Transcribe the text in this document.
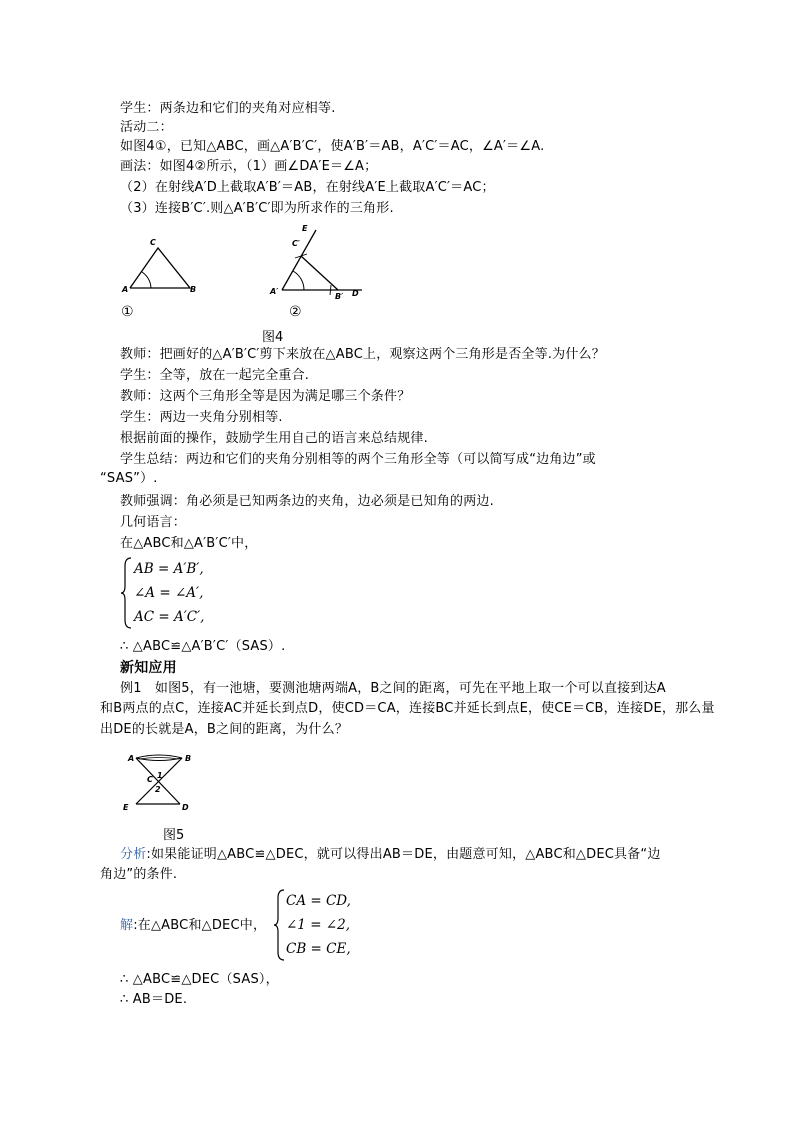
学生：两条边和它们的夹角对应相等.
活动二：
如图4①，已知△ABC，画△A′B′C′，使A′B′＝AB，A′C′＝AC，∠A′＝∠A.
画法：如图4②所示，（1）画∠DA′E＝∠A；
（2）在射线A′D上截取A′B′＝AB，在射线A′E上截取A′C′＝AC；
（3）连接B′C′.则△A′B′C′即为所求作的三角形.
C
A	B
E
C′
A′
B′ D
①	②
图4
教师：把画好的△A′B′C′剪下来放在△ABC上，观察这两个三角形是否全等.为什么？
学生：全等，放在一起完全重合.
教师：这两个三角形全等是因为满足哪三个条件？
学生：两边一夹角分别相等.
根据前面的操作，鼓励学生用自己的语言来总结规律.
学生总结：两边和它们的夹角分别相等的两个三角形全等（可以简写成“边角边”或
“SAS”）.
教师强调：角必须是已知两条边的夹角，边必须是已知角的两边.
几何语言：
在△ABC和△A′B′C′中，
AB = A′B′,
∠A = ∠A′,
AC = A′C′,
∴ △ABC≌△A′B′C′（SAS）.
新知应用
例1　如图5，有一池塘，要测池塘两端A，B之间的距离，可先在平地上取一个可以直接到达A
和B两点的点C，连接AC并延长到点D，使CD＝CA，连接BC并延长到点E，使CE＝CB，连接DE，那么量
出DE的长就是A，B之间的距离，为什么？
A	B
C 1
2
E	D
图5
分析:如果能证明△ABC≌△DEC，就可以得出AB＝DE，由题意可知，△ABC和△DEC具备“边
角边”的条件.
解:在△ABC和△DEC中，
CA = CD,
∠1 = ∠2,
CB = CE,
∴ △ABC≌△DEC（SAS），
∴ AB＝DE.
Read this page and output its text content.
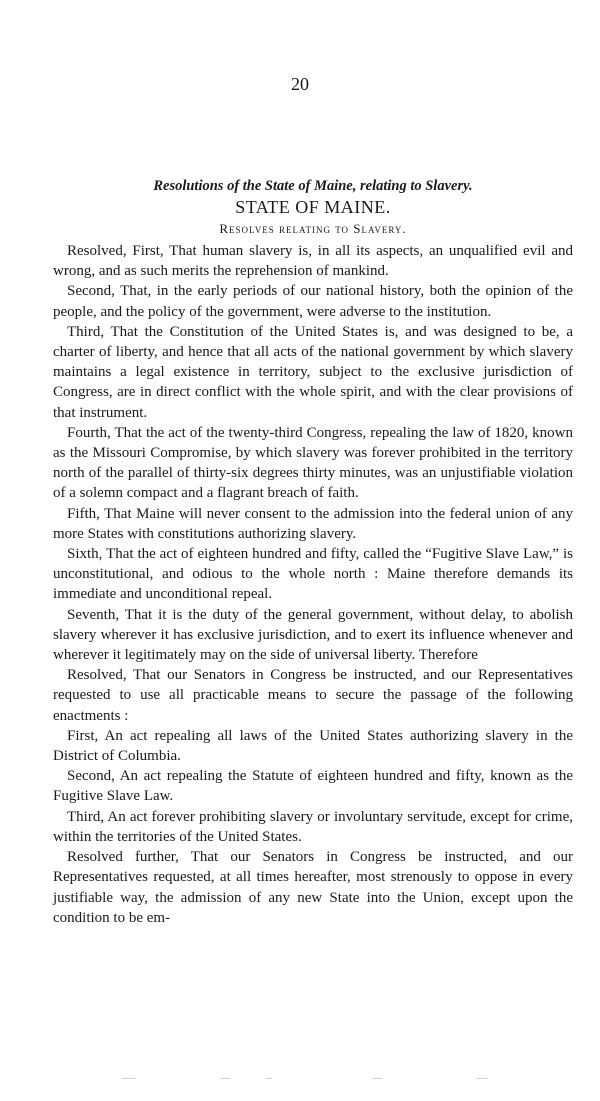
20

Resolutions of the State of Maine, relating to Slavery.

STATE OF MAINE.

Resolves relating to Slavery.

Resolved, First, That human slavery is, in all its aspects, an unqualified evil and wrong, and as such merits the reprehension of mankind.

Second, That, in the early periods of our national history, both the opinion of the people, and the policy of the government, were adverse to the institution.

Third, That the Constitution of the United States is, and was designed to be, a charter of liberty, and hence that all acts of the national government by which slavery maintains a legal existence in territory, subject to the exclusive jurisdiction of Congress, are in direct conflict with the whole spirit, and with the clear provisions of that instrument.

Fourth, That the act of the twenty-third Congress, repealing the law of 1820, known as the Missouri Compromise, by which slavery was forever prohibited in the territory north of the parallel of thirty-six degrees thirty minutes, was an unjustifiable violation of a solemn compact and a flagrant breach of faith.

Fifth, That Maine will never consent to the admission into the federal union of any more States with constitutions authorizing slavery.

Sixth, That the act of eighteen hundred and fifty, called the “Fugitive Slave Law,” is unconstitutional, and odious to the whole north : Maine therefore demands its immediate and unconditional repeal.

Seventh, That it is the duty of the general government, without delay, to abolish slavery wherever it has exclusive jurisdiction, and to exert its influence whenever and wherever it legitimately may on the side of universal liberty. Therefore

Resolved, That our Senators in Congress be instructed, and our Representatives requested to use all practicable means to secure the passage of the following enactments :

First, An act repealing all laws of the United States authorizing slavery in the District of Columbia.

Second, An act repealing the Statute of eighteen hundred and fifty, known as the Fugitive Slave Law.

Third, An act forever prohibiting slavery or involuntary servitude, except for crime, within the territories of the United States.

Resolved further, That our Senators in Congress be instructed, and our Representatives requested, at all times hereafter, most strenously to oppose in every justifiable way, the admission of any new State into the Union, except upon the condition to be em-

* **EXERCISE AIM**
Without including any picture, repeat the data exactly.

* **OUTPUT FOR THIS EXERCISE**
Transcribe the text in this document.
学生：两条边和它们的夹角对应相等.
活动二：
如图4①，已知△ABC，画△A′B′C′，使A′B′＝AB，A′C′＝AC，∠A′＝∠A.
画法：如图4②所示，（1）画∠DA′E＝∠A；
（2）在射线A′D上截取A′B′＝AB，在射线A′E上截取A′C′＝AC；
（3）连接B′C′.则△A′B′C′即为所求作的三角形.
C
A	B
E
C′
A′
B′ D
①	②
图4
教师：把画好的△A′B′C′剪下来放在△ABC上，观察这两个三角形是否全等.为什么？
学生：全等，放在一起完全重合.
教师：这两个三角形全等是因为满足哪三个条件？
学生：两边一夹角分别相等.
根据前面的操作，鼓励学生用自己的语言来总结规律.
学生总结：两边和它们的夹角分别相等的两个三角形全等（可以简写成“边角边”或
“SAS”）.
教师强调：角必须是已知两条边的夹角，边必须是已知角的两边.
几何语言：
在△ABC和△A′B′C′中，
AB = A′B′,
∠A = ∠A′,
AC = A′C′,
∴ △ABC≌△A′B′C′（SAS）.
新知应用
例1　如图5，有一池塘，要测池塘两端A，B之间的距离，可先在平地上取一个可以直接到达A
和B两点的点C，连接AC并延长到点D，使CD＝CA，连接BC并延长到点E，使CE＝CB，连接DE，那么量
出DE的长就是A，B之间的距离，为什么？
A	B
C 1
2
E	D
图5
分析:如果能证明△ABC≌△DEC，就可以得出AB＝DE，由题意可知，△ABC和△DEC具备“边
角边”的条件.
解:在△ABC和△DEC中，
CA = CD,
∠1 = ∠2,
CB = CE,
∴ △ABC≌△DEC（SAS），
∴ AB＝DE.
Read this page and output its text content.
20

Resolutions of the State of Maine, relating to Slavery.

STATE OF MAINE.

Resolves relating to Slavery.

Resolved, First, That human slavery is, in all its aspects, an unqualified evil and wrong, and as such merits the reprehension of mankind.

Second, That, in the early periods of our national history, both the opinion of the people, and the policy of the government, were adverse to the institution.

Third, That the Constitution of the United States is, and was designed to be, a charter of liberty, and hence that all acts of the national government by which slavery maintains a legal existence in territory, subject to the exclusive jurisdiction of Congress, are in direct conflict with the whole spirit, and with the clear provisions of that instrument.

Fourth, That the act of the twenty-third Congress, repealing the law of 1820, known as the Missouri Compromise, by which slavery was forever prohibited in the territory north of the parallel of thirty-six degrees thirty minutes, was an unjustifiable violation of a solemn compact and a flagrant breach of faith.

Fifth, That Maine will never consent to the admission into the federal union of any more States with constitutions authorizing slavery.

Sixth, That the act of eighteen hundred and fifty, called the “Fugitive Slave Law,” is unconstitutional, and odious to the whole north : Maine therefore demands its immediate and unconditional repeal.

Seventh, That it is the duty of the general government, without delay, to abolish slavery wherever it has exclusive jurisdiction, and to exert its influence whenever and wherever it legitimately may on the side of universal liberty. Therefore

Resolved, That our Senators in Congress be instructed, and our Representatives requested to use all practicable means to secure the passage of the following enactments :

First, An act repealing all laws of the United States authorizing slavery in the District of Columbia.

Second, An act repealing the Statute of eighteen hundred and fifty, known as the Fugitive Slave Law.

Third, An act forever prohibiting slavery or involuntary servitude, except for crime, within the territories of the United States.

Resolved further, That our Senators in Congress be instructed, and our Representatives requested, at all times hereafter, most strenously to oppose in every justifiable way, the admission of any new State into the Union, except upon the condition to be em-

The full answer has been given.